> Exercise requirements
Extract every line that includes the string "TOTAL".

───── Records for this exercise ─────

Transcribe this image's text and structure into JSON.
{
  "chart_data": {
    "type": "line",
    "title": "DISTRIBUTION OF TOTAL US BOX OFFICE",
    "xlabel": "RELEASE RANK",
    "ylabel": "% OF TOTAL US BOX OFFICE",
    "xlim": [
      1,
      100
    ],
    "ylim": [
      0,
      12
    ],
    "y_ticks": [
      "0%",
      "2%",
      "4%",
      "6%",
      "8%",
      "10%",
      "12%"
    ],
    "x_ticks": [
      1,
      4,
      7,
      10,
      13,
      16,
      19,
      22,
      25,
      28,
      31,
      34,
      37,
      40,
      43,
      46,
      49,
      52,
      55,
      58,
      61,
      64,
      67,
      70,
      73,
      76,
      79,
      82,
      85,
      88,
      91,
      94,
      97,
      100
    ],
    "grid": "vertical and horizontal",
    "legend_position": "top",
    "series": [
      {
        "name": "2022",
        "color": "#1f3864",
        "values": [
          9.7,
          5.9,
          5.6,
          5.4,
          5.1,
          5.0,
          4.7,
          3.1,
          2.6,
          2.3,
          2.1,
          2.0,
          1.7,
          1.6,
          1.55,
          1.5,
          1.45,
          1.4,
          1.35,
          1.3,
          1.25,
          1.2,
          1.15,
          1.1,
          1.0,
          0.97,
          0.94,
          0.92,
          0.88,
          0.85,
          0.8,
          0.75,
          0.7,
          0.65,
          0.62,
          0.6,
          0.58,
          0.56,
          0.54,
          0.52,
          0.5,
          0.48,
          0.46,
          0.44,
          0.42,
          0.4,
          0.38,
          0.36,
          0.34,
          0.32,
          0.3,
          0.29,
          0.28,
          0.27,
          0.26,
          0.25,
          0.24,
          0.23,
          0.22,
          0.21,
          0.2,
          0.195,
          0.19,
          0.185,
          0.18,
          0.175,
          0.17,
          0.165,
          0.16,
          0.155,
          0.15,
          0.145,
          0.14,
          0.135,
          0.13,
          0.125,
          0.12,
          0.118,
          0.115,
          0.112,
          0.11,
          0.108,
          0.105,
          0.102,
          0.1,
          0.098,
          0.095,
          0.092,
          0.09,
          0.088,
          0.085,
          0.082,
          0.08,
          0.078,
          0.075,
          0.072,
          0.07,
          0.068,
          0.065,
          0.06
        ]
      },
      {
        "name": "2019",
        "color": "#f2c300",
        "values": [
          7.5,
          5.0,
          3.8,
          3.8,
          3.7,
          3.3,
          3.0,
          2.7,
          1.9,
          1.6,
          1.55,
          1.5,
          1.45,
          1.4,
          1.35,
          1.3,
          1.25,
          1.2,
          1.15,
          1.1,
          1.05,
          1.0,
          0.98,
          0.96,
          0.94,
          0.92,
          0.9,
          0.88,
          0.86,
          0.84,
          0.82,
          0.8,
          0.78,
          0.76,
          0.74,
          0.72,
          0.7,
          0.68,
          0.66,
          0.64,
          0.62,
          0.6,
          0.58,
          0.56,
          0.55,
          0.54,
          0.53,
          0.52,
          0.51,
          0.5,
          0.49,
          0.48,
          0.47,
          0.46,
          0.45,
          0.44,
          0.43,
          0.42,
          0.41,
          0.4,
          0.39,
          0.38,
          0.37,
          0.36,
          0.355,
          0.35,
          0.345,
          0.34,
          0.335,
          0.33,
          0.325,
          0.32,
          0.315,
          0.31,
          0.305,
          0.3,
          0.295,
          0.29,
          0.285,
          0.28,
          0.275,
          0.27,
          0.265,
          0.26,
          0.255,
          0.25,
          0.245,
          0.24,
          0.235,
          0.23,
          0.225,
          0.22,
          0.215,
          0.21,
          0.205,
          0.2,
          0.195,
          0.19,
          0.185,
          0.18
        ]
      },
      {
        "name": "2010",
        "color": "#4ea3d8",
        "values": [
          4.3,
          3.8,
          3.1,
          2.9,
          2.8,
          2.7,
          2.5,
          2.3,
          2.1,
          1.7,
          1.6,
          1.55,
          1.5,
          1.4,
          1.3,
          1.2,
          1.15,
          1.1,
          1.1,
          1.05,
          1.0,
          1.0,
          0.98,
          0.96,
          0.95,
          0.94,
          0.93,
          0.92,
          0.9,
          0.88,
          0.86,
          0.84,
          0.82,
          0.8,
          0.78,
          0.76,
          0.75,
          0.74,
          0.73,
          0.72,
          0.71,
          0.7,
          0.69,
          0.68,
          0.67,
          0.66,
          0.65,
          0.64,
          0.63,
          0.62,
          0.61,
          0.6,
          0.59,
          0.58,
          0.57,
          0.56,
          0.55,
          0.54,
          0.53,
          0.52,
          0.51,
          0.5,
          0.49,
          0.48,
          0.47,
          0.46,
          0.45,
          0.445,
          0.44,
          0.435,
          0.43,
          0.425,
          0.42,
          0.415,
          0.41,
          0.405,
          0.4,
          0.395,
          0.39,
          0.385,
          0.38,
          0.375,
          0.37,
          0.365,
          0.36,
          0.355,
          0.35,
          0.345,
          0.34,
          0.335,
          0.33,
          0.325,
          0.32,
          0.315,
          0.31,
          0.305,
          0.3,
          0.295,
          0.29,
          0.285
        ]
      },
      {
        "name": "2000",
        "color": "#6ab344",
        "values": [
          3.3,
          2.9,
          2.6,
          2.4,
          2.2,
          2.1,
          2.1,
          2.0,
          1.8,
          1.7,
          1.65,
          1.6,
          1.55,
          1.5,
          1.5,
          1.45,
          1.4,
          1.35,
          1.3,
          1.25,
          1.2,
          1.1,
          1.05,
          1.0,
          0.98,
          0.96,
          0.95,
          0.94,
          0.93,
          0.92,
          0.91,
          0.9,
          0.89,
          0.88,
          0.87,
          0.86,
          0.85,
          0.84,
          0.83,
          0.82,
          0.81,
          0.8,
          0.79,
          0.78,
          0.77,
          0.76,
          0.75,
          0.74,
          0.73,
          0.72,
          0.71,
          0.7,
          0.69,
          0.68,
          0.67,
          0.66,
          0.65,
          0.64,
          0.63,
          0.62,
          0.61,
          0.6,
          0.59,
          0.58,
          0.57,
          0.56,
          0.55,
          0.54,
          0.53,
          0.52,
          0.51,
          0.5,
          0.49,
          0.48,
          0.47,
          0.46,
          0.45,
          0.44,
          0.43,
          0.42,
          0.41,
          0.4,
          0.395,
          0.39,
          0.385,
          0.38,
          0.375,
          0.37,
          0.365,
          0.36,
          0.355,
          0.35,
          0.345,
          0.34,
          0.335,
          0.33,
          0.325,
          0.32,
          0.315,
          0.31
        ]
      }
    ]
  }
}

─────

> Result of the task
    "title": "DISTRIBUTION OF TOTAL US BOX OFFICE",
    "ylabel": "% OF TOTAL US BOX OFFICE",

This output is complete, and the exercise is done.